**Task goal**
Please repeat the rows below, starting at the line with "Extract all elements" and ending at the line with "x-tick-label: 28/02 [152, 425, 180, 437]", both included, and leave out the pictures.

**Stored records**
※ ※ ※

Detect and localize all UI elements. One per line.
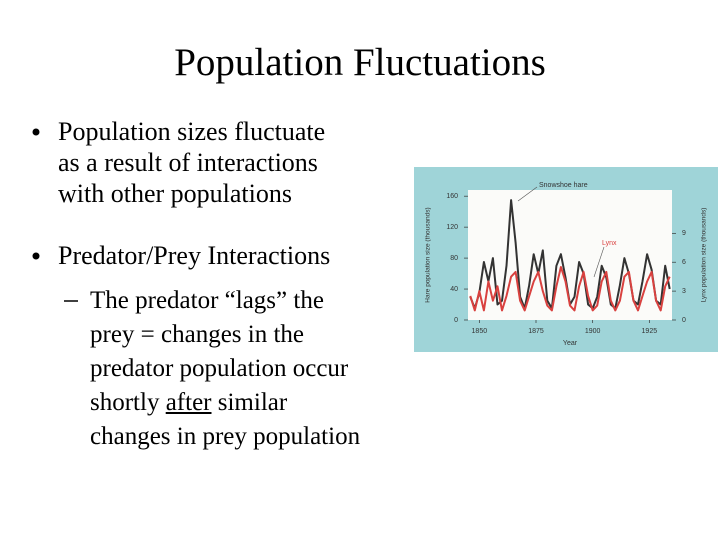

※ ※ ※

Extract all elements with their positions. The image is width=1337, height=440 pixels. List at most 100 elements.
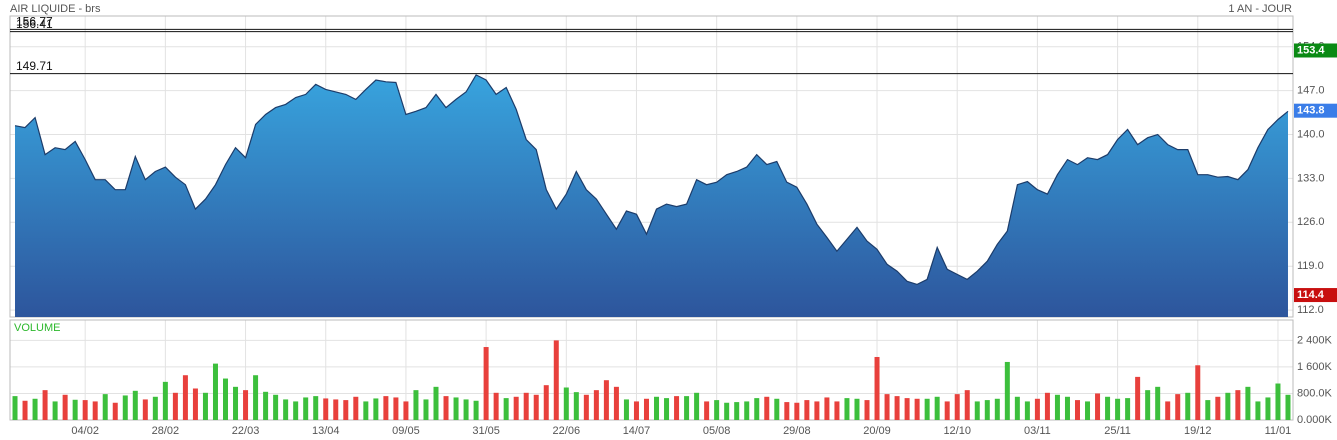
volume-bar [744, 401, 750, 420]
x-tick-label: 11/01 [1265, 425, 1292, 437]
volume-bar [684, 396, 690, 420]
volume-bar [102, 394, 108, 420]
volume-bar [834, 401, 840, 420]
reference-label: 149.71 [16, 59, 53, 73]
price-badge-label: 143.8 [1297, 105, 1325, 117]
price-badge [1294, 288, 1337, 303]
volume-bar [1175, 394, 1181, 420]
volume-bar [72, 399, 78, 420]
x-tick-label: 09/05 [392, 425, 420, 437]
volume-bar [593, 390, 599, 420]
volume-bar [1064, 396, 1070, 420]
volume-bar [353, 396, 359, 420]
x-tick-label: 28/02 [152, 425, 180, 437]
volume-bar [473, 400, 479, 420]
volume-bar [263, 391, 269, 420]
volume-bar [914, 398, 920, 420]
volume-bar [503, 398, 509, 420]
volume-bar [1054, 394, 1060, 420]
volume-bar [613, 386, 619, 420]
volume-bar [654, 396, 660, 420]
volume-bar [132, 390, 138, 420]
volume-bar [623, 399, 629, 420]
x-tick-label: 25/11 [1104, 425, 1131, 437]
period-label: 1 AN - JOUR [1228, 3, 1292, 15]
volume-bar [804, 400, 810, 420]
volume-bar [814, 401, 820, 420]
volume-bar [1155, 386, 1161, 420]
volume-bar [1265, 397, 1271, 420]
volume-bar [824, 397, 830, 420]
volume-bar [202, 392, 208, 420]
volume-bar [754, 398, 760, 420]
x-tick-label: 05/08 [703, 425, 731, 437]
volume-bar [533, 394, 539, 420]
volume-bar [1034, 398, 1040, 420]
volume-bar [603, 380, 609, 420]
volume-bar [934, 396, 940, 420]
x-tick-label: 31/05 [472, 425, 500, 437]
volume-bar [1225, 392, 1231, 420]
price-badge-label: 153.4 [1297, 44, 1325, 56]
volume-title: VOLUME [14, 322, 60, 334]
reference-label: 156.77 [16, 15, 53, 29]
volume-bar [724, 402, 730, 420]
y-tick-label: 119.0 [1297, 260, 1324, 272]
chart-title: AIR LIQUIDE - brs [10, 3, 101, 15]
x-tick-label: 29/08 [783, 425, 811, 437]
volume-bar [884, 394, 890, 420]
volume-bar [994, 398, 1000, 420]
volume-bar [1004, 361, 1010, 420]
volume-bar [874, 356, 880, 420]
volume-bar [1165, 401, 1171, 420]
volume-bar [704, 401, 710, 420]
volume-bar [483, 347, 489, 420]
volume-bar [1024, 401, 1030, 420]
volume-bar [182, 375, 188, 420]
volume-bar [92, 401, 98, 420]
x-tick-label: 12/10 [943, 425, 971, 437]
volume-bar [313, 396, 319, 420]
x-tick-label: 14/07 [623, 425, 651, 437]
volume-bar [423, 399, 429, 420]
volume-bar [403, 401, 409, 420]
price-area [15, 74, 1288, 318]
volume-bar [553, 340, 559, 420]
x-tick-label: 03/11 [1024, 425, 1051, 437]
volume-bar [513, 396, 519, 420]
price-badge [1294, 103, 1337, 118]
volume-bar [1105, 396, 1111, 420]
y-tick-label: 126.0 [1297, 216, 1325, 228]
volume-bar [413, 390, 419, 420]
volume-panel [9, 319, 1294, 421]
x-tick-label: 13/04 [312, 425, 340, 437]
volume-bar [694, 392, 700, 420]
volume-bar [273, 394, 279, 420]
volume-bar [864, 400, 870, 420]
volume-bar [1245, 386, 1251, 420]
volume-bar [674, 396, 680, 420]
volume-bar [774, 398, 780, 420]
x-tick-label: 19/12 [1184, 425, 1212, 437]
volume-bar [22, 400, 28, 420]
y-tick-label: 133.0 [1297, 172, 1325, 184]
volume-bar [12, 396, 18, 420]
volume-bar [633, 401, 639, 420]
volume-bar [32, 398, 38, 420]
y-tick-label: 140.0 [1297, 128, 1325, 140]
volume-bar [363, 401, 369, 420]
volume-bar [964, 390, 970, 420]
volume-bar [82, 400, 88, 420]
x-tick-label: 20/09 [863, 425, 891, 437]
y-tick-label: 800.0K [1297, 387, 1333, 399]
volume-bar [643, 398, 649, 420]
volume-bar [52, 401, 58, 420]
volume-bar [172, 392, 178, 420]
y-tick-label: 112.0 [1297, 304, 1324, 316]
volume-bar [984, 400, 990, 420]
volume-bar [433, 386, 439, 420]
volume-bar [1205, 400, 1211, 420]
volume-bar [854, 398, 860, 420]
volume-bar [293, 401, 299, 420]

※ ※ ※

**Finished task**
Extract all elements with their positions. The image is width=1337, height=440 pixels. List at most 100 elements.
volume-bar [744, 401, 750, 420]
x-tick-label: 11/01 [1265, 425, 1292, 437]
volume-bar [684, 396, 690, 420]
volume-bar [102, 394, 108, 420]
volume-bar [834, 401, 840, 420]
reference-label: 149.71 [16, 59, 53, 73]
price-badge-label: 143.8 [1297, 105, 1325, 117]
price-badge [1294, 288, 1337, 303]
volume-bar [1175, 394, 1181, 420]
volume-bar [72, 399, 78, 420]
x-tick-label: 09/05 [392, 425, 420, 437]
volume-bar [593, 390, 599, 420]
volume-bar [1064, 396, 1070, 420]
volume-bar [353, 396, 359, 420]
x-tick-label: 28/02 [152, 425, 180, 437]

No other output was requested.